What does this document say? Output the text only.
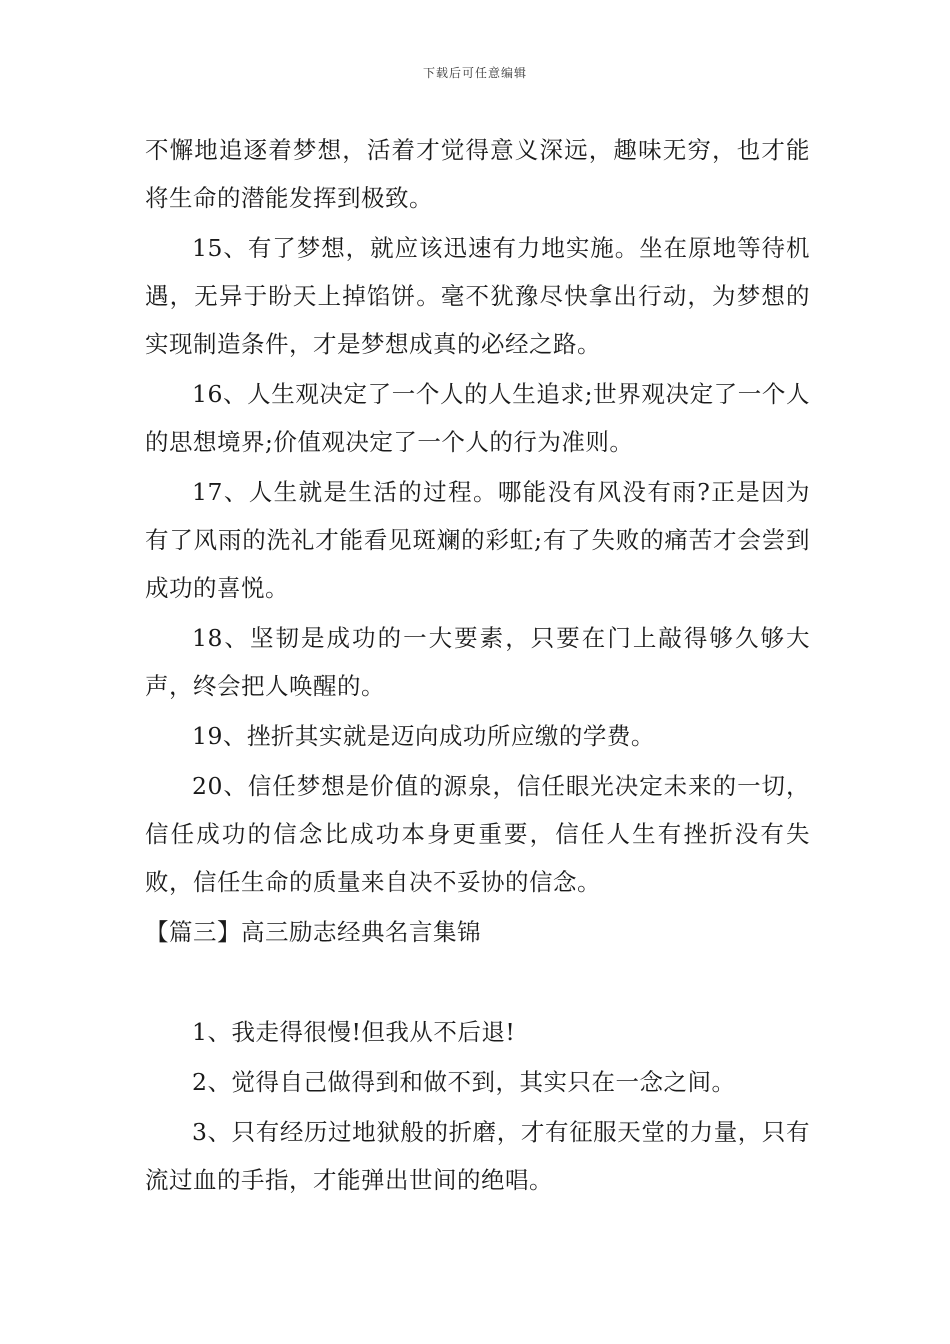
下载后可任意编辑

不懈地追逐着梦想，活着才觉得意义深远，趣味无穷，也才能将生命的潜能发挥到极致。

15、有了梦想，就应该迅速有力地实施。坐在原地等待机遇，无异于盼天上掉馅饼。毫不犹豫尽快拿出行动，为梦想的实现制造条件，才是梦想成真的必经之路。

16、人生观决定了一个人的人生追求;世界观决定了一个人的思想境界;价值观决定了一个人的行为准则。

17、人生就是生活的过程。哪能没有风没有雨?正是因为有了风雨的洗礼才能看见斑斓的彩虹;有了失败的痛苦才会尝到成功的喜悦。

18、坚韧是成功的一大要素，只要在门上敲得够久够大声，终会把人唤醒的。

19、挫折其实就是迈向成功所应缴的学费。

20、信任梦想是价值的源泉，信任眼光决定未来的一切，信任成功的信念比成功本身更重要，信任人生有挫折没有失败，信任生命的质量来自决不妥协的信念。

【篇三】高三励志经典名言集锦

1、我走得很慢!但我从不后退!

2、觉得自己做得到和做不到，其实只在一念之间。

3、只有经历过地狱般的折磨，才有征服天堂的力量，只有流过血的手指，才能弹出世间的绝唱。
◆ ◆ ◆ ◆ ◆ ◆ ◆
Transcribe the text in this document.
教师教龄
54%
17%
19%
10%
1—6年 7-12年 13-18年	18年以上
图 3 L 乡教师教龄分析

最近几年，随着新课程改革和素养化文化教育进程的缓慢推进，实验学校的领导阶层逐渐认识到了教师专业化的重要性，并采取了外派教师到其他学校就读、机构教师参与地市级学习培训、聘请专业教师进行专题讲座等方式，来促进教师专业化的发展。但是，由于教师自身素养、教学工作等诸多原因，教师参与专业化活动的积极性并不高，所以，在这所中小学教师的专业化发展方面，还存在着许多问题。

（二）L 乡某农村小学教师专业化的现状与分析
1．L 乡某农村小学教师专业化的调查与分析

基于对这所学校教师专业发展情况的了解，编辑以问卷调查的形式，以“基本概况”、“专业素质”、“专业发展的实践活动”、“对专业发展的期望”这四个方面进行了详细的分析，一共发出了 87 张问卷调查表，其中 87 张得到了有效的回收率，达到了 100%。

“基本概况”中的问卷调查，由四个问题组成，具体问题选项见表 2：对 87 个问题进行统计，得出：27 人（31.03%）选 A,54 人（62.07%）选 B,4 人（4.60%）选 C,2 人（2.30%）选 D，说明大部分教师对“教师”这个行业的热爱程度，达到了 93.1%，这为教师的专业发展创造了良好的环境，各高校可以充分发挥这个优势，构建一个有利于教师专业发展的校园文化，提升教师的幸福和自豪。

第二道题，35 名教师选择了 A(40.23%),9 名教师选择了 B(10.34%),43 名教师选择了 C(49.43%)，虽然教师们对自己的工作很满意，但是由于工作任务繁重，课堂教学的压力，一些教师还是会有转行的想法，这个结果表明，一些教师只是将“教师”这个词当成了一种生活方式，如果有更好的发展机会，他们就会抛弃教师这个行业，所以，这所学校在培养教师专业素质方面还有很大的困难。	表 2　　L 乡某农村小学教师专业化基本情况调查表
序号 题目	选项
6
◆ ◆ ◆ ◆ ◆ ◆ ◆
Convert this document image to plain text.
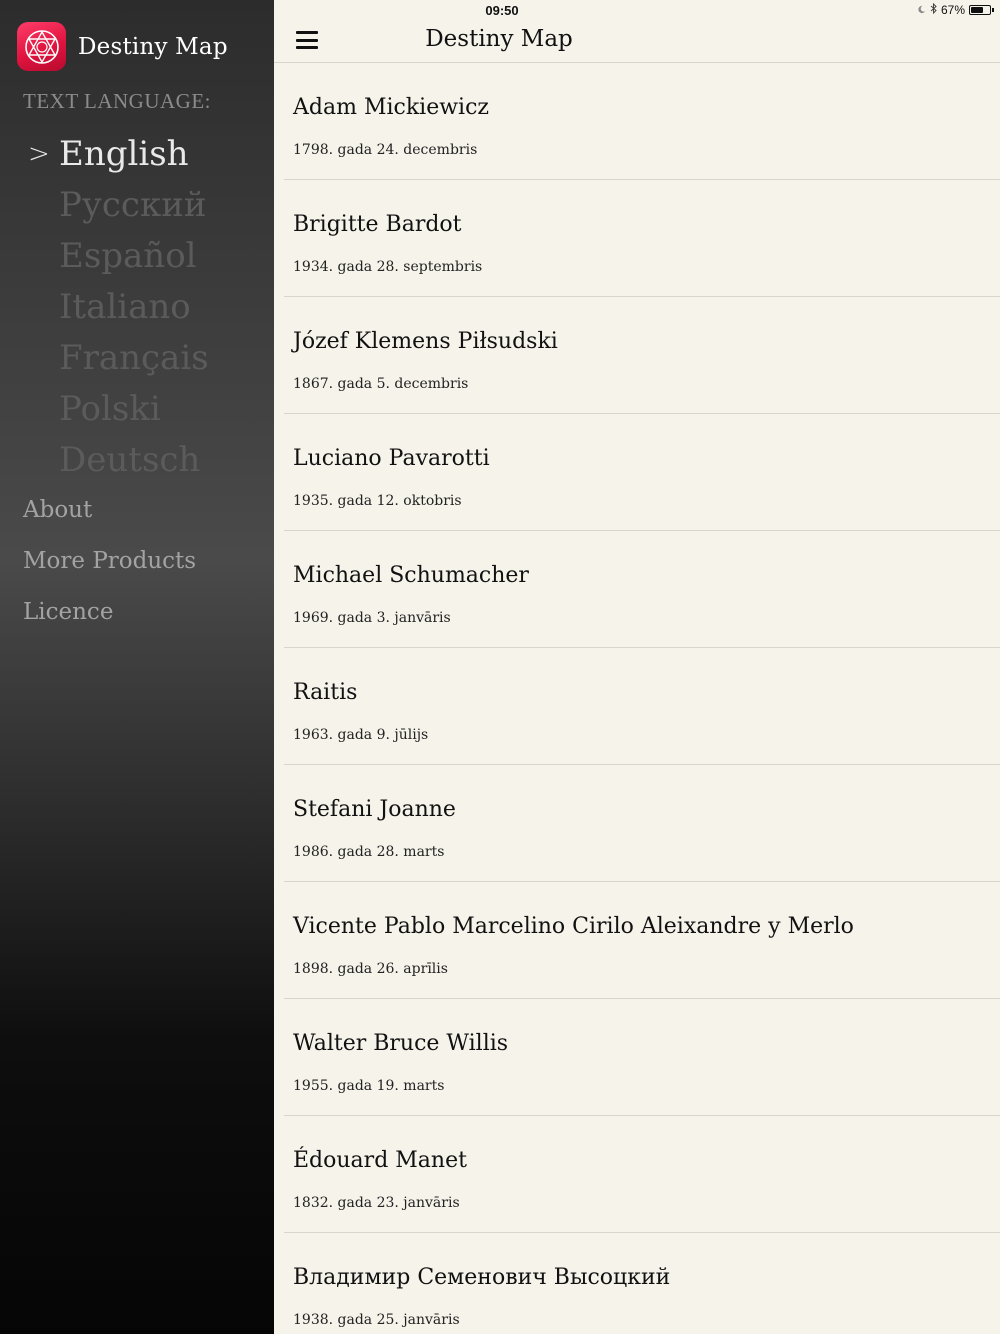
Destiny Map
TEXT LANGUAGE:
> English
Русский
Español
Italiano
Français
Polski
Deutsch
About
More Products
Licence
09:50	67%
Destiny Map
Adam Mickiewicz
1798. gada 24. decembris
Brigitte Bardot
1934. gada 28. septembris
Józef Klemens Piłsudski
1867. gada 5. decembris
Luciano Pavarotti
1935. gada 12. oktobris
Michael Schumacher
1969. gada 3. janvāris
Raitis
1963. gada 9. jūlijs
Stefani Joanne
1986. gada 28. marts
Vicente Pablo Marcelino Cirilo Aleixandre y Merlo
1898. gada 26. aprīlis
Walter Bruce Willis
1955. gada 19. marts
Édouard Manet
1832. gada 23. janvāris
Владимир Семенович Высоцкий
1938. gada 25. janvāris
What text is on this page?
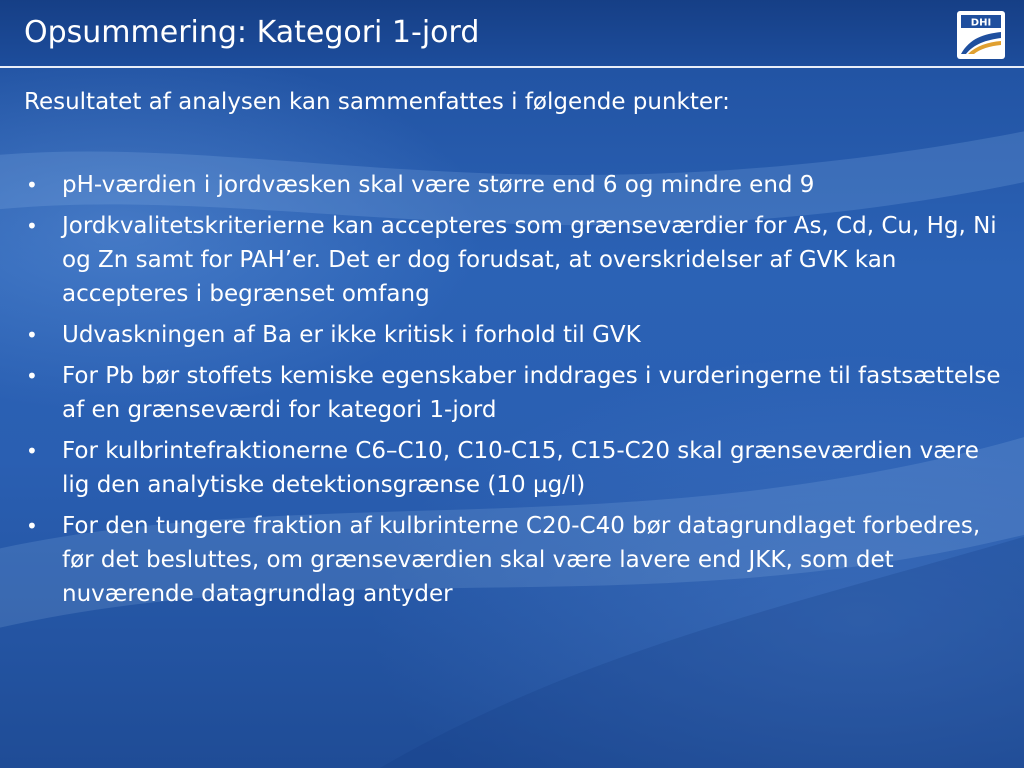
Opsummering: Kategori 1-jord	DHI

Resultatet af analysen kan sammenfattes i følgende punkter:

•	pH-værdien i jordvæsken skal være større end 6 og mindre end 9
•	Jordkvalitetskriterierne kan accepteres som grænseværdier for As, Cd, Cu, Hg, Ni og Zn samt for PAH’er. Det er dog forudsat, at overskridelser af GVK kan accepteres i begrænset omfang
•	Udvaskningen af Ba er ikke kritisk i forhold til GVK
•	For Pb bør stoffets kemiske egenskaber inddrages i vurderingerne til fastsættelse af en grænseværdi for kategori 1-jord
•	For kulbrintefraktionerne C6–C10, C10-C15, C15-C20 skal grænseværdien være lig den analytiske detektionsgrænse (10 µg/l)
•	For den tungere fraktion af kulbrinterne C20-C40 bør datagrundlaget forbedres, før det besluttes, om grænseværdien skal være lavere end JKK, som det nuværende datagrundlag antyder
◆ ◆ ◆ ◆ ◆ ◆ ◆
--- TASK OBJECTIVE ---
Identify and list each line with the word "grænseværdien".

--- TASK ANSWER ---
•	For kulbrintefraktionerne C6–C10, C10-C15, C15-C20 skal grænseværdien være lig den analytiske detektionsgrænse (10 µg/l)
•	For den tungere fraktion af kulbrinterne C20-C40 bør datagrundlaget forbedres, før det besluttes, om grænseværdien skal være lavere end JKK, som det nuværende datagrundlag antyder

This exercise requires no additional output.